* _Exercise objective_: Write the data out again exactly, dropping any images it holds.

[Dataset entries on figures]
**********

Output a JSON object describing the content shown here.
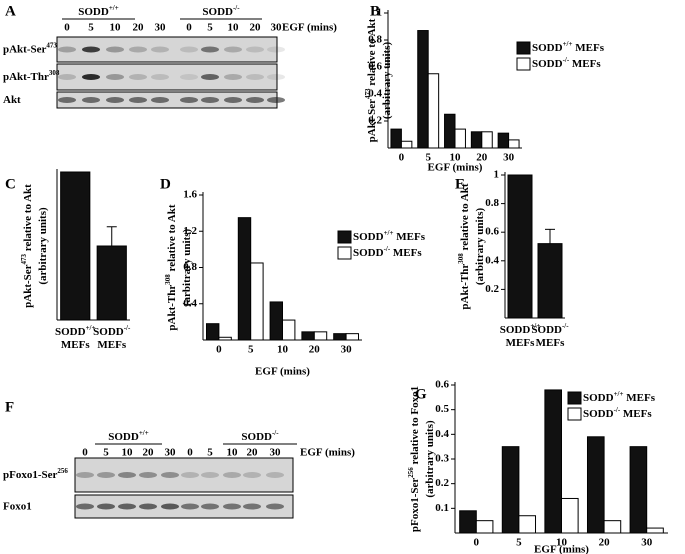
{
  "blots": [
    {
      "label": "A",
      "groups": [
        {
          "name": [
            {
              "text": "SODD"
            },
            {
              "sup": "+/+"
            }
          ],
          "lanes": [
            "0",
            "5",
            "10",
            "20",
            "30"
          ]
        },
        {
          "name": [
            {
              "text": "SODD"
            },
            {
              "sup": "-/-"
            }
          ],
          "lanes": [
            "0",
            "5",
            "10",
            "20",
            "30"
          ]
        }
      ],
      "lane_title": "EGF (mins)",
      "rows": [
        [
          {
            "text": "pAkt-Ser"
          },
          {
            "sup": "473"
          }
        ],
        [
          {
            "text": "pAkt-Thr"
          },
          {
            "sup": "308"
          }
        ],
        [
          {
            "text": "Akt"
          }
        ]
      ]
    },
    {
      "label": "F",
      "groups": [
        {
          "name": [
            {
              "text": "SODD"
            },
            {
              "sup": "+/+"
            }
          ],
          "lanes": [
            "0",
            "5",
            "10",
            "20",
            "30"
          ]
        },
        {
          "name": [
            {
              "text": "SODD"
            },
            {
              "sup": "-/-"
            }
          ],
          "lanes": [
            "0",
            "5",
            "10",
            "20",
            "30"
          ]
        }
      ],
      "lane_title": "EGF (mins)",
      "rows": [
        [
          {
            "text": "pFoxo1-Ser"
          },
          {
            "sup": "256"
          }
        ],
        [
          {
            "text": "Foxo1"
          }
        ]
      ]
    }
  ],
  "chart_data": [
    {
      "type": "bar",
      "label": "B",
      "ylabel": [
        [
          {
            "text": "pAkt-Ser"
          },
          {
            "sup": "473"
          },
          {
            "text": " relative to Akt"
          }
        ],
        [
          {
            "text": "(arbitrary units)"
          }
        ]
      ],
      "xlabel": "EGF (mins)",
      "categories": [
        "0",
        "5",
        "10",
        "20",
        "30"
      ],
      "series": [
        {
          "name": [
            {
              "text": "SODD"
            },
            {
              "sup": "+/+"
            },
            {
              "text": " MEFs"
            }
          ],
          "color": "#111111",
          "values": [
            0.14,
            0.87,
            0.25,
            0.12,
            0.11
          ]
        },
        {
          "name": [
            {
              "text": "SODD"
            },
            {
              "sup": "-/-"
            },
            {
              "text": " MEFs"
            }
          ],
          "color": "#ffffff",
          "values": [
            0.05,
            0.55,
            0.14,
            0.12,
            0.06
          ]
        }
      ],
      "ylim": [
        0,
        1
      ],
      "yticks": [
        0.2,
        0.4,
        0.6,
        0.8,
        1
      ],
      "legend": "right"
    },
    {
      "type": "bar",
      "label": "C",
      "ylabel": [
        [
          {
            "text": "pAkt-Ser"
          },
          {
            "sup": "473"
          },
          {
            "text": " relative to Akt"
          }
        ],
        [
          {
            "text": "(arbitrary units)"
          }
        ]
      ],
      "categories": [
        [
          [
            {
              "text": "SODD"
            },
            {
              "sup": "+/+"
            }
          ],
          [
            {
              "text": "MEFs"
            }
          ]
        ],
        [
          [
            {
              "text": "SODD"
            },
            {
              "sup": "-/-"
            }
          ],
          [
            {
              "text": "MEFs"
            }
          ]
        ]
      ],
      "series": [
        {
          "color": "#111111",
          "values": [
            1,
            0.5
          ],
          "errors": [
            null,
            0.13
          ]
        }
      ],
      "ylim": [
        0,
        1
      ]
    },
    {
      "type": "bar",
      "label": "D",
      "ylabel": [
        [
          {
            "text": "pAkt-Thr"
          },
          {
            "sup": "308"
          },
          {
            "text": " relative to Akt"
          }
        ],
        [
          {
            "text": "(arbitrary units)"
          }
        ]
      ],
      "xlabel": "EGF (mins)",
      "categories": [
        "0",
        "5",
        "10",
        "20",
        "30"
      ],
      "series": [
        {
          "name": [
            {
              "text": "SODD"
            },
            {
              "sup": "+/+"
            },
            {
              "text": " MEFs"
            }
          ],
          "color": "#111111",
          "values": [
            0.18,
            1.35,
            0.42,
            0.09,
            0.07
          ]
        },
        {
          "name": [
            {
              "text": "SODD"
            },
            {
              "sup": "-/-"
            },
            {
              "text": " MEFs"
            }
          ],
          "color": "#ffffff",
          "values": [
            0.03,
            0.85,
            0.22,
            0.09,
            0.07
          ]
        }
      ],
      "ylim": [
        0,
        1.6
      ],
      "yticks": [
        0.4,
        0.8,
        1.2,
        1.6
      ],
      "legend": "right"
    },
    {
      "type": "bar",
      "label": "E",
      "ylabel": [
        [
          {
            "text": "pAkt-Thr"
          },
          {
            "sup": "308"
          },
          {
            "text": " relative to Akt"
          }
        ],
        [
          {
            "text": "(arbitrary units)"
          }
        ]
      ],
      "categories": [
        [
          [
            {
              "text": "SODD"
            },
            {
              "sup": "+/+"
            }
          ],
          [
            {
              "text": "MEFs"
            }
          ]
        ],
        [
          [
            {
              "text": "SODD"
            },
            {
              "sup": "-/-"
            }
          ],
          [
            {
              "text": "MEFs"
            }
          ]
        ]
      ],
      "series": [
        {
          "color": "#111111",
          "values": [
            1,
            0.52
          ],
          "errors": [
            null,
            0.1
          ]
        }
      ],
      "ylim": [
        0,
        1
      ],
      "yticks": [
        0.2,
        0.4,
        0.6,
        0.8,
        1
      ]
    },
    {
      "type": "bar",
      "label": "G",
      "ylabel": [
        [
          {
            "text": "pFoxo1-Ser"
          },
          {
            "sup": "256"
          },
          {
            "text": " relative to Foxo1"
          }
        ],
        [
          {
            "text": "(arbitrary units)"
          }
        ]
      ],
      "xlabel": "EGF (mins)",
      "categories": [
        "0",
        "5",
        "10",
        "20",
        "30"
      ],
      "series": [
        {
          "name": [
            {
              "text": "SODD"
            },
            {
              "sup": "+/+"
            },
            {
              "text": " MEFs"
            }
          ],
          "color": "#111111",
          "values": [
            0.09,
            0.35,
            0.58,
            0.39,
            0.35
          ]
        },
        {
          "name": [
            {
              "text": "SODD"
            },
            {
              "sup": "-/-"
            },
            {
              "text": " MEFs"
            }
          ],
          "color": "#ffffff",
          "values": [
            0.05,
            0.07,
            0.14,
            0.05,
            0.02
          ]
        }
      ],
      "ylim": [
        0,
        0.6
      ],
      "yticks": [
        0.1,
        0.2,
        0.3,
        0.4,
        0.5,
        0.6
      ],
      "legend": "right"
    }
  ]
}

**********

* _Solution_:
Output a JSON object describing the content shown here.
{
  "blots": [
    {
      "label": "A",
      "groups": [
        {
          "name": [
            {
              "text": "SODD"
            },
            {
              "sup": "+/+"
            }
          ],
          "lanes": [
            "0",
            "5",
            "10",
            "20",
            "30"
          ]
        },
        {
          "name": [
            {
              "text": "SODD"
            },
            {
              "sup": "-/-"
            }
          ],
          "lanes": [
            "0",
            "5",
            "10",
            "20",
            "30"
          ]
        }
      ],
      "lane_title": "EGF (mins)",
      "rows": [
        [
          {
            "text": "pAkt-Ser"
          },
          {
            "sup": "473"
          }
        ],
        [
          {
            "text": "pAkt-Thr"
          },
          {
            "sup": "308"
          }
        ],
        [
          {
            "text": "Akt"
          }
        ]
      ]
    },
    {
      "label": "F",
      "groups": [
        {
          "name": [
            {
              "text": "SODD"
            },
            {
              "sup": "+/+"
            }
          ],
          "lanes": [
            "0",
            "5",
            "10",
            "20",
            "30"
          ]
        },
        {
          "name": [
            {
              "text": "SODD"
            },
            {
              "sup": "-/-"
            }
          ],
          "lanes": [
            "0",
            "5",
            "10",
            "20",
            "30"
          ]
        }
      ],
      "lane_title": "EGF (mins)",
      "rows": [
        [
          {
            "text": "pFoxo1-Ser"
          },
          {
            "sup": "256"
          }
        ],
        [
          {
            "text": "Foxo1"
          }
        ]
      ]
    }
  ],
  "chart_data": [
    {
      "type": "bar",
      "label": "B",
      "ylabel": [
        [
          {
            "text": "pAkt-Ser"
          },
          {
            "sup": "473"
          },
          {
            "text": " relative to Akt"
          }
        ],
        [
          {
            "text": "(arbitrary units)"
          }
        ]
      ],
      "xlabel": "EGF (mins)",
      "categories": [
        "0",
        "5",
        "10",
        "20",
        "30"
      ],
      "series": [
        {
          "name": [
            {
              "text": "SODD"
            },
            {
              "sup": "+/+"
            },
            {
              "text": " MEFs"
            }
          ],
          "color": "#111111",
          "values": [
            0.14,
            0.87,
            0.25,
            0.12,
            0.11
          ]
        },
        {
          "name": [
            {
              "text": "SODD"
            },
            {
              "sup": "-/-"
            },
            {
              "text": " MEFs"
            }
          ],
          "color": "#ffffff",
          "values": [
            0.05,
            0.55,
            0.14,
            0.12,
            0.06
          ]
        }
      ],
      "ylim": [
        0,
        1
      ],
      "yticks": [
        0.2,
        0.4,
        0.6,
        0.8,
        1
      ],
      "legend": "right"
    },
    {
      "type": "bar",
      "label": "C",
      "ylabel": [
        [
          {
            "text": "pAkt-Ser"
          },
          {
            "sup": "473"
          },
          {
            "text": " relative to Akt"
          }
        ],
        [
          {
            "text": "(arbitrary units)"
          }
        ]
      ],
      "categories": [
        [
          [
            {
              "text": "SODD"
            },
            {
              "sup": "+/+"
            }
          ],
          [
            {
              "text": "MEFs"
            }
          ]
        ],
        [
          [
            {
              "text": "SODD"
            },
            {
              "sup": "-/-"
            }
          ],
          [
            {
              "text": "MEFs"
            }
          ]
        ]
      ],
      "series": [
        {
          "color": "#111111",
          "values": [
            1,
            0.5
          ],
          "errors": [
            null,
            0.13
          ]
        }
      ],
      "ylim": [
        0,
        1
      ]
    },
    {
      "type": "bar",
      "label": "D",
      "ylabel": [
        [
          {
            "text": "pAkt-Thr"
          },
          {
            "sup": "308"
          },
          {
            "text": " relative to Akt"
          }
        ],
        [
          {
            "text": "(arbitrary units)"
          }
        ]
      ],
      "xlabel": "EGF (mins)",
      "categories": [
        "0",
        "5",
        "10",
        "20",
        "30"
      ],
      "series": [
        {
          "name": [
            {
              "text": "SODD"
            },
            {
              "sup": "+/+"
            },
            {
              "text": " MEFs"
            }
          ],
          "color": "#111111",
          "values": [
            0.18,
            1.35,
            0.42,
            0.09,
            0.07
          ]
        },
        {
          "name": [
            {
              "text": "SODD"
            },
            {
              "sup": "-/-"
            },
            {
              "text": " MEFs"
            }
          ],
          "color": "#ffffff",
          "values": [
            0.03,
            0.85,
            0.22,
            0.09,
            0.07
          ]
        }
      ],
      "ylim": [
        0,
        1.6
      ],
      "yticks": [
        0.4,
        0.8,
        1.2,
        1.6
      ],
      "legend": "right"
    },
    {
      "type": "bar",
      "label": "E",
      "ylabel": [
        [
          {
            "text": "pAkt-Thr"
          },
          {
            "sup": "308"
          },
          {
            "text": " relative to Akt"
          }
        ],
        [
          {
            "text": "(arbitrary units)"
          }
        ]
      ],
      "categories": [
        [
          [
            {
              "text": "SODD"
            },
            {
              "sup": "+/+"
            }
          ],
          [
            {
              "text": "MEFs"
            }
          ]
        ],
        [
          [
            {
              "text": "SODD"
            },
            {
              "sup": "-/-"
            }
          ],
          [
            {
              "text": "MEFs"
            }
          ]
        ]
      ],
      "series": [
        {
          "color": "#111111",
          "values": [
            1,
            0.52
          ],
          "errors": [
            null,
            0.1
          ]
        }
      ],
      "ylim": [
        0,
        1
      ],
      "yticks": [
        0.2,
        0.4,
        0.6,
        0.8,
        1
      ]
    },
    {
      "type": "bar",
      "label": "G",
      "ylabel": [
        [
          {
            "text": "pFoxo1-Ser"
          },
          {
            "sup": "256"
          },
          {
            "text": " relative to Foxo1"
          }
        ],
        [
          {
            "text": "(arbitrary units)"
          }
        ]
      ],
      "xlabel": "EGF (mins)",
      "categories": [
        "0",
        "5",
        "10",
        "20",
        "30"
      ],
      "series": [
        {
          "name": [
            {
              "text": "SODD"
            },
            {
              "sup": "+/+"
            },
            {
              "text": " MEFs"
            }
          ],
          "color": "#111111",
          "values": [
            0.09,
            0.35,
            0.58,
            0.39,
            0.35
          ]
        },
        {
          "name": [
            {
              "text": "SODD"
            },
            {
              "sup": "-/-"
            },
            {
              "text": " MEFs"
            }
          ],
          "color": "#ffffff",
          "values": [
            0.05,
            0.07,
            0.14,
            0.05,
            0.02
          ]
        }
      ],
      "ylim": [
        0,
        0.6
      ],
      "yticks": [
        0.1,
        0.2,
        0.3,
        0.4,
        0.5,
        0.6
      ],
      "legend": "right"
    }
  ]
}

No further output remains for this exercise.